##### Data for this exercise #####
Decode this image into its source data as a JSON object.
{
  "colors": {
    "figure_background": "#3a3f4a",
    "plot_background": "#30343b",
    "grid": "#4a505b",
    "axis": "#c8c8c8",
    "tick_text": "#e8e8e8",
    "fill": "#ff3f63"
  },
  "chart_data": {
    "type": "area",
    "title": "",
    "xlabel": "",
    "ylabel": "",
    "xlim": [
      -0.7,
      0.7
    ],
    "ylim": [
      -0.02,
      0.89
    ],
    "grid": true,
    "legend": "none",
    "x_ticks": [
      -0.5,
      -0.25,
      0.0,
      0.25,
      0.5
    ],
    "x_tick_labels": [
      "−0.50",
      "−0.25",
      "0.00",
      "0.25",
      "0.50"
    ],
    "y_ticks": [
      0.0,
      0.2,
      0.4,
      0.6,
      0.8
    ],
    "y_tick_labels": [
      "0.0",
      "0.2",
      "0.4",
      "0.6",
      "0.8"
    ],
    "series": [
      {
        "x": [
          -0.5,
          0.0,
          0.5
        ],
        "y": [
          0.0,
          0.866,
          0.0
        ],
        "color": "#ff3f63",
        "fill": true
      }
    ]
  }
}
#####
Task objective
Output the full listing exactly as it stands.

Answer
Decode this image into its source data as a JSON object.
{
  "colors": {
    "figure_background": "#3a3f4a",
    "plot_background": "#30343b",
    "grid": "#4a505b",
    "axis": "#c8c8c8",
    "tick_text": "#e8e8e8",
    "fill": "#ff3f63"
  },
  "chart_data": {
    "type": "area",
    "title": "",
    "xlabel": "",
    "ylabel": "",
    "xlim": [
      -0.7,
      0.7
    ],
    "ylim": [
      -0.02,
      0.89
    ],
    "grid": true,
    "legend": "none",
    "x_ticks": [
      -0.5,
      -0.25,
      0.0,
      0.25,
      0.5
    ],
    "x_tick_labels": [
      "−0.50",
      "−0.25",
      "0.00",
      "0.25",
      "0.50"
    ],
    "y_ticks": [
      0.0,
      0.2,
      0.4,
      0.6,
      0.8
    ],
    "y_tick_labels": [
      "0.0",
      "0.2",
      "0.4",
      "0.6",
      "0.8"
    ],
    "series": [
      {
        "x": [
          -0.5,
          0.0,
          0.5
        ],
        "y": [
          0.0,
          0.866,
          0.0
        ],
        "color": "#ff3f63",
        "fill": true
      }
    ]
  }
}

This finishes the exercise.